JOB:
Return the listing word for word, as given.

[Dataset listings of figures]
++++

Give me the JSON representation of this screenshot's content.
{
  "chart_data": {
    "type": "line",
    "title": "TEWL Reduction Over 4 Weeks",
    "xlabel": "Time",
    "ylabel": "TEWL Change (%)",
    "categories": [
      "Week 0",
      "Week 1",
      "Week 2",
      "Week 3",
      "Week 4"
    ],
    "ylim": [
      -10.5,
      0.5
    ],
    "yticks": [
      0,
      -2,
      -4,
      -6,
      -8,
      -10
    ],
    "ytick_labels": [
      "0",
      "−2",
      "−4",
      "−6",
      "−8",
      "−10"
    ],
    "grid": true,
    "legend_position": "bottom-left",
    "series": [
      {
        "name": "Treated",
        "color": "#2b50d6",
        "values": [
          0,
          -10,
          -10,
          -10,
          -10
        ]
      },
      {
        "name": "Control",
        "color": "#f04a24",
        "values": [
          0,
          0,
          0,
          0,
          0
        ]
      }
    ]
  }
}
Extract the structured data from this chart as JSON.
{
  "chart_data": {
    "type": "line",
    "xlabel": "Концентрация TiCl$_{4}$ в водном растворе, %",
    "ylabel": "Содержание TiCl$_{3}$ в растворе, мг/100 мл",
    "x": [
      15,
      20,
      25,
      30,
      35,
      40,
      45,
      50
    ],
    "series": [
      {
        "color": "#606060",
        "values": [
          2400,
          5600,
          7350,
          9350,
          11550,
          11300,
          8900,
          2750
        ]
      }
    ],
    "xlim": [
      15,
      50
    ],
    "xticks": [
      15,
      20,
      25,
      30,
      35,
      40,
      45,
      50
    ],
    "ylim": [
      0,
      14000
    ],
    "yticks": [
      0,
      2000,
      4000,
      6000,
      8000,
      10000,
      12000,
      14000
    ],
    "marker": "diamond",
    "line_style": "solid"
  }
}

++++

THE ANSWER:
Give me the JSON representation of this screenshot's content.
{
  "chart_data": {
    "type": "line",
    "title": "TEWL Reduction Over 4 Weeks",
    "xlabel": "Time",
    "ylabel": "TEWL Change (%)",
    "categories": [
      "Week 0",
      "Week 1",
      "Week 2",
      "Week 3",
      "Week 4"
    ],
    "ylim": [
      -10.5,
      0.5
    ],
    "yticks": [
      0,
      -2,
      -4,
      -6,
      -8,
      -10
    ],
    "ytick_labels": [
      "0",
      "−2",
      "−4",
      "−6",
      "−8",
      "−10"
    ],
    "grid": true,
    "legend_position": "bottom-left",
    "series": [
      {
        "name": "Treated",
        "color": "#2b50d6",
        "values": [
          0,
          -10,
          -10,
          -10,
          -10
        ]
      },
      {
        "name": "Control",
        "color": "#f04a24",
        "values": [
          0,
          0,
          0,
          0,
          0
        ]
      }
    ]
  }
}
Extract the structured data from this chart as JSON.
{
  "chart_data": {
    "type": "line",
    "xlabel": "Концентрация TiCl$_{4}$ в водном растворе, %",
    "ylabel": "Содержание TiCl$_{3}$ в растворе, мг/100 мл",
    "x": [
      15,
      20,
      25,
      30,
      35,
      40,
      45,
      50
    ],
    "series": [
      {
        "color": "#606060",
        "values": [
          2400,
          5600,
          7350,
          9350,
          11550,
          11300,
          8900,
          2750
        ]
      }
    ],
    "xlim": [
      15,
      50
    ],
    "xticks": [
      15,
      20,
      25,
      30,
      35,
      40,
      45,
      50
    ],
    "ylim": [
      0,
      14000
    ],
    "yticks": [
      0,
      2000,
      4000,
      6000,
      8000,
      10000,
      12000,
      14000
    ],
    "marker": "diamond",
    "line_style": "solid"
  }
}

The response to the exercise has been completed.